-- START OF Data extract --

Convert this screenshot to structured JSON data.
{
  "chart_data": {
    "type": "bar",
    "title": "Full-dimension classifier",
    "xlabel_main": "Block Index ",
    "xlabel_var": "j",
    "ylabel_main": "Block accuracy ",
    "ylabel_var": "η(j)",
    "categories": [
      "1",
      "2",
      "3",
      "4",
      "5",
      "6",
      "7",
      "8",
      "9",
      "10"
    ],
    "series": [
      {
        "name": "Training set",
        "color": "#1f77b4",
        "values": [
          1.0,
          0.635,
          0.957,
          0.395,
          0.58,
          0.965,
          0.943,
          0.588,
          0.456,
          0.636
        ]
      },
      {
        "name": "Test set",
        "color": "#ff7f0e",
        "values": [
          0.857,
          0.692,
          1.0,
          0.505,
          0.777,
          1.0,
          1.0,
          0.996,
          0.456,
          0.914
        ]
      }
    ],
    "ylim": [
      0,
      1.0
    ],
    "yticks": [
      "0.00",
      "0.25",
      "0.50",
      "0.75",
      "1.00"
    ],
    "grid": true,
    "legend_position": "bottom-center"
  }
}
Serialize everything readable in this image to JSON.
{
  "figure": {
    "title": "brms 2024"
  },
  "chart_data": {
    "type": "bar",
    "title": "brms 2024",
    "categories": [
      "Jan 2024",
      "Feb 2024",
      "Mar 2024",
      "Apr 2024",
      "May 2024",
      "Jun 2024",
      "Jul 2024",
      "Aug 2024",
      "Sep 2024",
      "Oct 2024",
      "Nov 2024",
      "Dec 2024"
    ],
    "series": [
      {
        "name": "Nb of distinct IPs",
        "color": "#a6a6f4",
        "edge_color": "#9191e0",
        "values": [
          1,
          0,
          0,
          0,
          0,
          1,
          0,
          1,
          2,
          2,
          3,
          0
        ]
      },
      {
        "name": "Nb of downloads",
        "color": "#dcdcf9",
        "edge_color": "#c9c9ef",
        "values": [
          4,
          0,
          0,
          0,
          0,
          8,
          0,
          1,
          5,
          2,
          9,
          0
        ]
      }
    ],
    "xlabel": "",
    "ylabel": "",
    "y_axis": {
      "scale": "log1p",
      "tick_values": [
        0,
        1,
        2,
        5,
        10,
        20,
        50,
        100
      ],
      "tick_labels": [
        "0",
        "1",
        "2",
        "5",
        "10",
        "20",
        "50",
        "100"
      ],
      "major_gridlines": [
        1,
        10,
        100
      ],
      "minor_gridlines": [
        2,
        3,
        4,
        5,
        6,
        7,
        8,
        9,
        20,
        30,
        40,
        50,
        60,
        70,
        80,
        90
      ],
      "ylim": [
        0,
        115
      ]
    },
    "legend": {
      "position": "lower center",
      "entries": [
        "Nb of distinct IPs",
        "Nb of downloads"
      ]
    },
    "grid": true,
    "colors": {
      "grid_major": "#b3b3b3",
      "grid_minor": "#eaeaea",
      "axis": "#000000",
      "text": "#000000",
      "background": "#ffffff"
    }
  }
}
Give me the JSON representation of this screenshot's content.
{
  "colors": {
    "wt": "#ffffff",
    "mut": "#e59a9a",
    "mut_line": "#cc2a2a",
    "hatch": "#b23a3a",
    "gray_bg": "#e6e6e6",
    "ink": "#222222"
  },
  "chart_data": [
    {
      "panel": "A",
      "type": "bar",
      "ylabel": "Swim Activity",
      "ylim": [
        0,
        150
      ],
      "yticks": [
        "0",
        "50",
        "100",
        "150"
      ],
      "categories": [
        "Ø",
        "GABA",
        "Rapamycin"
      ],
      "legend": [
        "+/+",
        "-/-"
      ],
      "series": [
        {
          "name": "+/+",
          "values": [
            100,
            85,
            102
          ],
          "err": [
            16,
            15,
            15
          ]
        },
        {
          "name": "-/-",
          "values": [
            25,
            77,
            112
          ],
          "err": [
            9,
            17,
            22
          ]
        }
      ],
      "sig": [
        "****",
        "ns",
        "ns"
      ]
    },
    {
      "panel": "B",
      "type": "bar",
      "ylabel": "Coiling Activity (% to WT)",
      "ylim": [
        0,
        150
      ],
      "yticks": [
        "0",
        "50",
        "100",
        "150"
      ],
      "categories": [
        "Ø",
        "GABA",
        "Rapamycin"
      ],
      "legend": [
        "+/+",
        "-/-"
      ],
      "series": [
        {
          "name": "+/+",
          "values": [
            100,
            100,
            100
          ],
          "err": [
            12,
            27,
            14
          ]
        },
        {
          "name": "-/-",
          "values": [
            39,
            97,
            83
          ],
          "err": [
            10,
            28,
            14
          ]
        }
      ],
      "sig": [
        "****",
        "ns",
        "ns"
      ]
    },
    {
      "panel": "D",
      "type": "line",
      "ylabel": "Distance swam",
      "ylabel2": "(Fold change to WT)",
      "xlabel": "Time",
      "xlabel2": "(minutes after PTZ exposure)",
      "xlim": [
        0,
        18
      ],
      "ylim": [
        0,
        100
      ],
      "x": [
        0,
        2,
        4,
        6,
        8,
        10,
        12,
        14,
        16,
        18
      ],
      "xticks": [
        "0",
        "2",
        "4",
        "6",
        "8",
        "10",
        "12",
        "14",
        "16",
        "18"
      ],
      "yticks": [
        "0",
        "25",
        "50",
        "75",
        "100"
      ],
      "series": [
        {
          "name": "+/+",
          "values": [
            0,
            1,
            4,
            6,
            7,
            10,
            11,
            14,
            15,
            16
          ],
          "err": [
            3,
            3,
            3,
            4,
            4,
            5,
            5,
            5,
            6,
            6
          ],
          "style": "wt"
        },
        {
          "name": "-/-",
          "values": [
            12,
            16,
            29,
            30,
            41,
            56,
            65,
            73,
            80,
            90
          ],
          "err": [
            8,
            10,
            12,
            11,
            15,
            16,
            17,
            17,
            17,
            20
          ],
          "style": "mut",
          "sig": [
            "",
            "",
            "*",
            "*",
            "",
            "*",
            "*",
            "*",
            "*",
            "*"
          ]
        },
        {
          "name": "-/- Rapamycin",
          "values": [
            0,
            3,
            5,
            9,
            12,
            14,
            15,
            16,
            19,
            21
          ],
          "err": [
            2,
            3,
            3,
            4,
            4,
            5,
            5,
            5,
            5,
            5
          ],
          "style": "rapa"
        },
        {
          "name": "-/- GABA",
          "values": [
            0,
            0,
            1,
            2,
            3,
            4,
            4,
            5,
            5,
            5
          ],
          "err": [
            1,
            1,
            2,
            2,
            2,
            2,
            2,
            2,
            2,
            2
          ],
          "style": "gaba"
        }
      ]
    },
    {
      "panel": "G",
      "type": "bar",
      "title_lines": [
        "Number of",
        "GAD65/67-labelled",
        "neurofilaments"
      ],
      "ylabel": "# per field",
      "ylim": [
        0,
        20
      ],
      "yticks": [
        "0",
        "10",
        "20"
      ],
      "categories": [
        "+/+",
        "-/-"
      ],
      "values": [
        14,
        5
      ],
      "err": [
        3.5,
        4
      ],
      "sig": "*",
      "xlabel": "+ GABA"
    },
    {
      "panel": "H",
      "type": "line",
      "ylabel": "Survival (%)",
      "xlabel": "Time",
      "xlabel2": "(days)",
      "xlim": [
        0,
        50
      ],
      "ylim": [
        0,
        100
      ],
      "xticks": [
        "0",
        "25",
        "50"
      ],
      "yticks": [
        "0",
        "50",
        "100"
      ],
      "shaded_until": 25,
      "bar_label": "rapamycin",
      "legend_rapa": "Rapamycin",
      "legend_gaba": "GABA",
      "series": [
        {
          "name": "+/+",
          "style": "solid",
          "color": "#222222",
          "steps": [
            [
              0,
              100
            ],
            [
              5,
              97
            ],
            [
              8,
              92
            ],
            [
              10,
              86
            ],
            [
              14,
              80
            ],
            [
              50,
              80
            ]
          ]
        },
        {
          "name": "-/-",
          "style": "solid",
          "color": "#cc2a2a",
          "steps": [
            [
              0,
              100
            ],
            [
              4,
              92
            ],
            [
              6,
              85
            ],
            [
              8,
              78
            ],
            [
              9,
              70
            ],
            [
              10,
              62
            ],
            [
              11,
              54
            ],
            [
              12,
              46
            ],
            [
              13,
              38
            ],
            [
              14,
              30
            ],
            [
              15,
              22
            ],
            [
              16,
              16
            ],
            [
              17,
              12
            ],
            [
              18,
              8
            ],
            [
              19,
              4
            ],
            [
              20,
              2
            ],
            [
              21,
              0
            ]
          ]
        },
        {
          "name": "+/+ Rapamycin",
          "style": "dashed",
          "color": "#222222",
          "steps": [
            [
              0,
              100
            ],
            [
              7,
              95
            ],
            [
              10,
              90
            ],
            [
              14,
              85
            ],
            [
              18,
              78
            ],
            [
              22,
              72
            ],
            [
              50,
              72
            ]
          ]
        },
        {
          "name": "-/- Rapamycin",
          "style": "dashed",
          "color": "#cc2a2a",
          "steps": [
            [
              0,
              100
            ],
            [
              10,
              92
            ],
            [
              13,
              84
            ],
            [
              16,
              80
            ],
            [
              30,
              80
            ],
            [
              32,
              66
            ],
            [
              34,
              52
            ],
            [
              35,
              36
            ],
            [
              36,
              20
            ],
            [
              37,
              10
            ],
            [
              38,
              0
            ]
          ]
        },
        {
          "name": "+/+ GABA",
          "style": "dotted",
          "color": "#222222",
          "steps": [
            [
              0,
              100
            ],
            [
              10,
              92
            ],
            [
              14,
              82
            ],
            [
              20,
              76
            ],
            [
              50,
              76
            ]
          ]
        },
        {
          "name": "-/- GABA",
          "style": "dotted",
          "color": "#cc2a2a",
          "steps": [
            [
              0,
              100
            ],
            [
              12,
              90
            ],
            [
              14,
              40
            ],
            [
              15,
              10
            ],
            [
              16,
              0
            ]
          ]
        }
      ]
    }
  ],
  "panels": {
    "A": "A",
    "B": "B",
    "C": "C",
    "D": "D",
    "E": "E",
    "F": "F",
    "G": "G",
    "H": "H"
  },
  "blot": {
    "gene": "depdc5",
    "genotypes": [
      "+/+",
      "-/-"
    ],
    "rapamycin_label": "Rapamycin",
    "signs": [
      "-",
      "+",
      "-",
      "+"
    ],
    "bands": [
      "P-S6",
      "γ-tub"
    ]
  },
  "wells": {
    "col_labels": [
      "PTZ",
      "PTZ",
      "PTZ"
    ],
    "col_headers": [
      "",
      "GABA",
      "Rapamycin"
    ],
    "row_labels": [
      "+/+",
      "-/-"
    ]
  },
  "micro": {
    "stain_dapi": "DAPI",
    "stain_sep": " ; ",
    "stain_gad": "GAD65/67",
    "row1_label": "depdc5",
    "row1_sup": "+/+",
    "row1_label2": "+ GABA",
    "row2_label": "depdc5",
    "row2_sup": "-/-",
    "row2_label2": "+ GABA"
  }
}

-- END OF Data extract --

• Exercise details
Return each line in the records that holds the string "style".

• Result below
          "style": "wt"
          "style": "mut",
          "style": "rapa"
          "style": "gaba"
          "style": "solid",
          "style": "solid",
          "style": "dashed",
          "style": "dashed",
          "style": "dotted",
          "style": "dotted",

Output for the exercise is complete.